Data excerpts
══════════════════════════════

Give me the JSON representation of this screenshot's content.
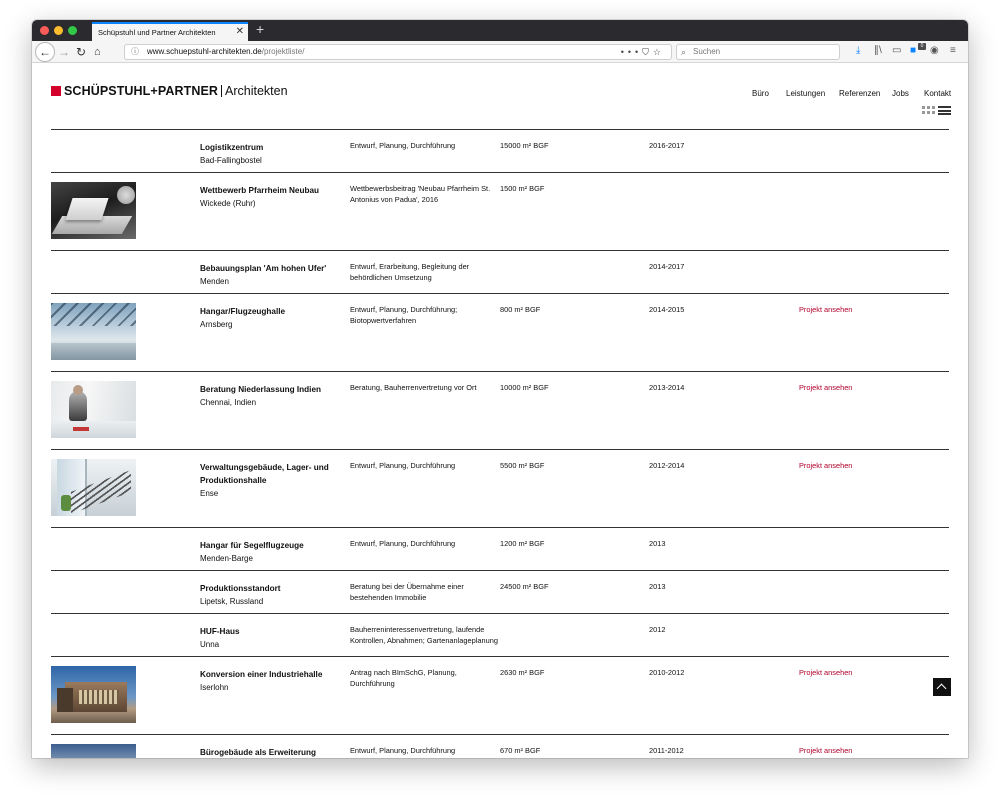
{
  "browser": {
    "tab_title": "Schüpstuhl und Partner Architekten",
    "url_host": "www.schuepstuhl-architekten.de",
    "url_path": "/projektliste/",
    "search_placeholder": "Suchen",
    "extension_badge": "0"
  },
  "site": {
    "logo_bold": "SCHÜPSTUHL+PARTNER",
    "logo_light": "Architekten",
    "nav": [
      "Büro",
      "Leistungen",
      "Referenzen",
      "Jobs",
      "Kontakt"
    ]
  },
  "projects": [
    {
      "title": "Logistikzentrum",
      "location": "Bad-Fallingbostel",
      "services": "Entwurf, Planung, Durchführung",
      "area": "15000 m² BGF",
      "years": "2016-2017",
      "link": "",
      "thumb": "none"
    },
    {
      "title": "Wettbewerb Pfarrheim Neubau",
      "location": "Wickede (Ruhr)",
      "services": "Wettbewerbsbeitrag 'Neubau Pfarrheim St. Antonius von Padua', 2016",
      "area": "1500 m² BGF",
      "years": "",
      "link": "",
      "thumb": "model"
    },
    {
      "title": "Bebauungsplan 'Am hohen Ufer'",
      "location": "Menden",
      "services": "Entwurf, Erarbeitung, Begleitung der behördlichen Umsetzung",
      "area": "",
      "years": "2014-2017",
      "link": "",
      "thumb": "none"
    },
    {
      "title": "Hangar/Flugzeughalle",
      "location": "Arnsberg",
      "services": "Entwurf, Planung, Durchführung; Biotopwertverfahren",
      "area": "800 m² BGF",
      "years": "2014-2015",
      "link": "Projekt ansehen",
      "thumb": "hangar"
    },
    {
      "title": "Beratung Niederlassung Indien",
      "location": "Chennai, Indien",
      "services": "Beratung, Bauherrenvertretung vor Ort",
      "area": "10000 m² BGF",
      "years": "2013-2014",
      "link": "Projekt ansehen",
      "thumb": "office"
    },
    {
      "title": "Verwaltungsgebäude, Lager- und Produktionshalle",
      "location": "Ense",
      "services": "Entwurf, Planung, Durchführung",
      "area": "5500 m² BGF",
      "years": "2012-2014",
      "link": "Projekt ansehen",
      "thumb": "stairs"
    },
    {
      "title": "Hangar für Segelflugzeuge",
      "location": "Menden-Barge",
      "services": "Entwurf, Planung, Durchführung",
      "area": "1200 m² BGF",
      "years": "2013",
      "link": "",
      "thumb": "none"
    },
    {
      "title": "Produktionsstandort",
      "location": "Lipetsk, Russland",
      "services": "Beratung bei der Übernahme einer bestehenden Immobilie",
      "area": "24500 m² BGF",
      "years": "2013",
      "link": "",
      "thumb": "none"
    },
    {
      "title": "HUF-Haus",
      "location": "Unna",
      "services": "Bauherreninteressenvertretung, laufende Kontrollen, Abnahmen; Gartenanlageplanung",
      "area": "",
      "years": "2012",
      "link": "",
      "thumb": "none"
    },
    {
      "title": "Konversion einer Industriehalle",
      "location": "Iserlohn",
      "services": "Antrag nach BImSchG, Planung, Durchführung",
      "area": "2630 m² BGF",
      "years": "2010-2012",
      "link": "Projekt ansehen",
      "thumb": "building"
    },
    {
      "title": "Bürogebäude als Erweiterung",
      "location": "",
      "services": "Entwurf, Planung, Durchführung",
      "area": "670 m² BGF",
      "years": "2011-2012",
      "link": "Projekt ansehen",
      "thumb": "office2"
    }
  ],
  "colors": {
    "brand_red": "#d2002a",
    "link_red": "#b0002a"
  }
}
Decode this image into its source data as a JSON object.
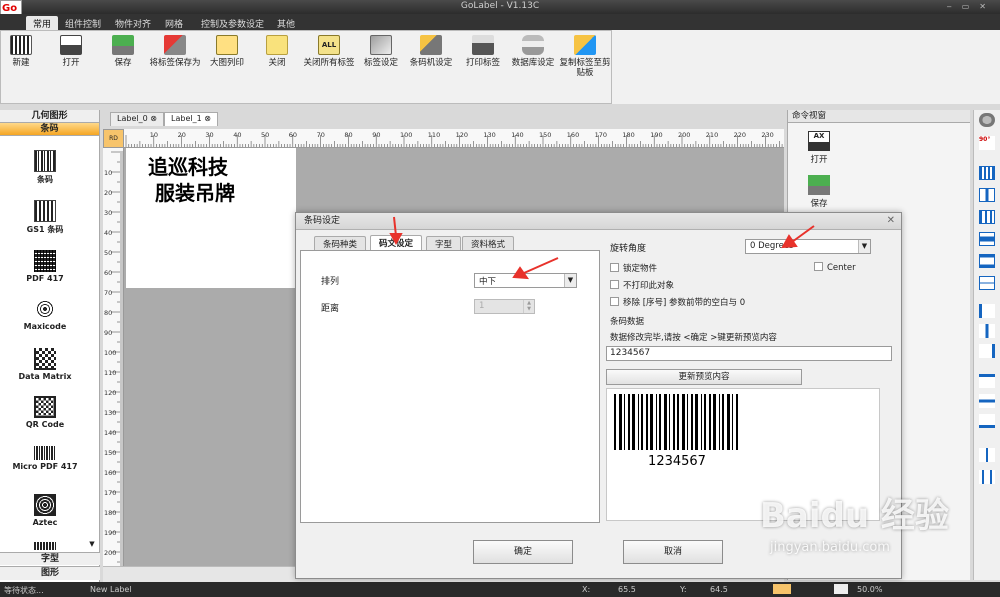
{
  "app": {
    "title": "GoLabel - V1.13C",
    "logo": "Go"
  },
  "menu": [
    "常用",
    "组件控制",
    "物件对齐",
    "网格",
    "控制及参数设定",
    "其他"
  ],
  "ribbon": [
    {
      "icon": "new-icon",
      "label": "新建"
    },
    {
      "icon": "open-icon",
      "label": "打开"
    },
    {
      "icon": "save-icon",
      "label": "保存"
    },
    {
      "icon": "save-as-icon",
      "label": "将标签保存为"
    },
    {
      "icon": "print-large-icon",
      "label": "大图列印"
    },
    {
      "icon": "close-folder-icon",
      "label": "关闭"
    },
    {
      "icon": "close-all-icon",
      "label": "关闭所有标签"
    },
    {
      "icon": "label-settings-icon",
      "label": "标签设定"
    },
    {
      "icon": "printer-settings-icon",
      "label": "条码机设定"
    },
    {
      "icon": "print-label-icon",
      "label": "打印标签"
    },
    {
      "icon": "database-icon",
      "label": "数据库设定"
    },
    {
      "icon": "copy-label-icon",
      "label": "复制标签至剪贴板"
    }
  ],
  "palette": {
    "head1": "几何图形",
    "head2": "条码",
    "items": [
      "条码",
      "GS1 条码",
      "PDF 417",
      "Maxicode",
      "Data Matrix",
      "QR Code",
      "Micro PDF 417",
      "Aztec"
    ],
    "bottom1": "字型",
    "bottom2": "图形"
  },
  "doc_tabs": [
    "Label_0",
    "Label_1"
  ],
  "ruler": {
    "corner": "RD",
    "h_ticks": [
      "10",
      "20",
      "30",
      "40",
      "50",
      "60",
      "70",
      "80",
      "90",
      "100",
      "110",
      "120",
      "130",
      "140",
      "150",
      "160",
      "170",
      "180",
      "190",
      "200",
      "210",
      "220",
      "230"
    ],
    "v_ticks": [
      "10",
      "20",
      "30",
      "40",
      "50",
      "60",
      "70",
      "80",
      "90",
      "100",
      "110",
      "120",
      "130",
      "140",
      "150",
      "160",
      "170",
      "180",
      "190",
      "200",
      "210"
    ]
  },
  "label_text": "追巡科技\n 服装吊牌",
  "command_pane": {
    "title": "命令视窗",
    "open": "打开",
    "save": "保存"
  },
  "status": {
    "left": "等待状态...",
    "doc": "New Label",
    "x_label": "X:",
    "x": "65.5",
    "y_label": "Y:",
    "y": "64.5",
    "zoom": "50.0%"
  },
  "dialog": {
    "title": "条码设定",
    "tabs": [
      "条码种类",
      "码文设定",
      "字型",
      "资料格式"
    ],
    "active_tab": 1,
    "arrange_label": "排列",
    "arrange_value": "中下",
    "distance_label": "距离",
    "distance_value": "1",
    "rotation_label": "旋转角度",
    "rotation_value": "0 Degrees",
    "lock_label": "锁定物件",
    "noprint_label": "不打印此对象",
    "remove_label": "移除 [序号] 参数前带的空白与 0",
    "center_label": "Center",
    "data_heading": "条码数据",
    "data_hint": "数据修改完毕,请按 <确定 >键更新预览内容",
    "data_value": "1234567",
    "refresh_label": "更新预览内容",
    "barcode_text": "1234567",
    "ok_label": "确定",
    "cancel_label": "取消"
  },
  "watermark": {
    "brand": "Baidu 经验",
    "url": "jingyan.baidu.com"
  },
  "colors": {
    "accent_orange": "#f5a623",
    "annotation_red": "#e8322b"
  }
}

══════════════════════════════

• What needs to be done: Go over the records above and tally each line that includes "Pfarrheim". Give the total by itself.

• Problem solution: 2